-------- Vorliegender Text
Entscheidungsstichwort (Thema)
Rechtswidriger Abbruch eines Stellenbesetzungsverfahrens bei unzureichender Dokumentation des sachlichen Grundes und Mitteilung der Auswahlentscheidung zu Gunsten einer ungeeigneten Bewerberin
Leitsatz (redaktionell)
1. Ein den Abbruch des Stellenbesetzungsverfahrens rechtfertigender sachlicher Grund kann insbesondere in dem Umstand bestehen, dass keine Bewerberperson die an die Stelleninhaberin oder den Stelleninhaber gerichteten Anforderungen erfüllt. Der für den Abbruch maßgebliche Grund muss, sofern er sich nicht offensichtlich aus dem Vorgang selbst ergibt, schriftlich dokumentiert werden.
2. Während eines laufenden Stellenbesetzungsverfahrens dürfen keine sachlichen Gründe für einen Abbruch geschaffen werden, um eine Entscheidung zu Gunsten einer bestimmten Bewerberin zu verhindern. Ein Verfahrensabbruch, der gegen diesen Grundsatz verstößt, ist rechtswidrig.
3. Die öffentliche Arbeitgeberin kann nicht durch einen von ihr selbst verursachten Fehler (Mitteilung der Auswahlentscheidung zu Gunsten einer Bewerberin, die unstreitig nicht die Voraussetzungen der Stellenausschreibung erfüllt) einen sachlichen Grund für den Abbruch des Besetzungsverfahrens selbst erzeugen.
----------------
▶ _Zu erledigen_
Was muss laut dem Text zum Abbruch von Stellenbesetzungsverfahren bitte schriftlich dokumentiert werden, sofern es sich nicht offensichtlich aus dem Vorgang selbst ergibt? Die Datensätze haben hiermit nichts zu tun.
-------- Aufgelistete Datensätze
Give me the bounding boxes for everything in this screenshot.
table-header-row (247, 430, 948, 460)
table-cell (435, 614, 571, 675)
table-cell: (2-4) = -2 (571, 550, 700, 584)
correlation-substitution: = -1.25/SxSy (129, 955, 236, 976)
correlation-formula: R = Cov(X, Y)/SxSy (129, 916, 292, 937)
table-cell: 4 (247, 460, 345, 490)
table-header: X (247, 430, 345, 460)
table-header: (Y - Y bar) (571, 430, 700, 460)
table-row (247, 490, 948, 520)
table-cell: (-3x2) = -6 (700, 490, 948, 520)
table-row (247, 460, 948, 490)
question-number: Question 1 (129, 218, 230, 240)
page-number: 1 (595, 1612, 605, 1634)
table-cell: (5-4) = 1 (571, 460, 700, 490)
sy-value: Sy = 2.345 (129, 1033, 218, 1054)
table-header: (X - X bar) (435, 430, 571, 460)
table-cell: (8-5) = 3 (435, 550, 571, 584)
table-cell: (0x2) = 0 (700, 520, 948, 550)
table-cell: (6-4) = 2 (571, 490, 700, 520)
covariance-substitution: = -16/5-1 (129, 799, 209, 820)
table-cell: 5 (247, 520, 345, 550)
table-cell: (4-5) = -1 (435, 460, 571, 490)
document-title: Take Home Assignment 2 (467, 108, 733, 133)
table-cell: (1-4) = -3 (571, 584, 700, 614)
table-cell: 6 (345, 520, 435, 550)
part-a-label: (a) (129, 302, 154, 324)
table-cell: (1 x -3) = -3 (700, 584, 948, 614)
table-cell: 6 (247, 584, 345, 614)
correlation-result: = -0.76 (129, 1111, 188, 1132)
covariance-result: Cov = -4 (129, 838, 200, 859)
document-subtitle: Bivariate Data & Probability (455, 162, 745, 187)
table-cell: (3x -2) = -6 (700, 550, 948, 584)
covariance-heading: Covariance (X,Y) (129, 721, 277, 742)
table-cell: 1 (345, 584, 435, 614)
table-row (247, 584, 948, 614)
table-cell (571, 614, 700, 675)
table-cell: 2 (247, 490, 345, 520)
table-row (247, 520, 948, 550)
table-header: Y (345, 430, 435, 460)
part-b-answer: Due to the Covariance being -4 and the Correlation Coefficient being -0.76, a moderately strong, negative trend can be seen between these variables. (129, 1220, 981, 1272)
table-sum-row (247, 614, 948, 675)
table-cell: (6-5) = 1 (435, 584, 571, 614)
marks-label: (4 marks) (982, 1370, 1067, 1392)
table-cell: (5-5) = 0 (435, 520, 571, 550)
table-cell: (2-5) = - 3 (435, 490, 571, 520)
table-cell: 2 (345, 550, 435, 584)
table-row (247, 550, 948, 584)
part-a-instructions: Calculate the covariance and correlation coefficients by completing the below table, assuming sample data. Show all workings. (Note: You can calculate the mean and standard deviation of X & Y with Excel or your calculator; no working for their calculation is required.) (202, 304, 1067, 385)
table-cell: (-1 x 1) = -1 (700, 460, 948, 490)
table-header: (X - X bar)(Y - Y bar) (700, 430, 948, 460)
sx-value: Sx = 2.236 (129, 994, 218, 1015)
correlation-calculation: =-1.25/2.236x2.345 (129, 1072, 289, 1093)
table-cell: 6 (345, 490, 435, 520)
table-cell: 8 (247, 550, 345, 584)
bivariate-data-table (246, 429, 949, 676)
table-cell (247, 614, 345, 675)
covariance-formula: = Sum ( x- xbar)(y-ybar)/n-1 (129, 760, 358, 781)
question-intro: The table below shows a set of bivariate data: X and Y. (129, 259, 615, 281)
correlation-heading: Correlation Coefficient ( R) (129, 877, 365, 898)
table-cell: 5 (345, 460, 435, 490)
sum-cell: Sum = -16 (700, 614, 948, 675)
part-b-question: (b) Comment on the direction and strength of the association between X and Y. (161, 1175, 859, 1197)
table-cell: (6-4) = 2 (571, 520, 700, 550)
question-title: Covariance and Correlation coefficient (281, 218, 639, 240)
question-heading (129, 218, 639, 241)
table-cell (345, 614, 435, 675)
----------------
▶ _Ergebnis_
Der für den Abbruch maßgebliche Grund.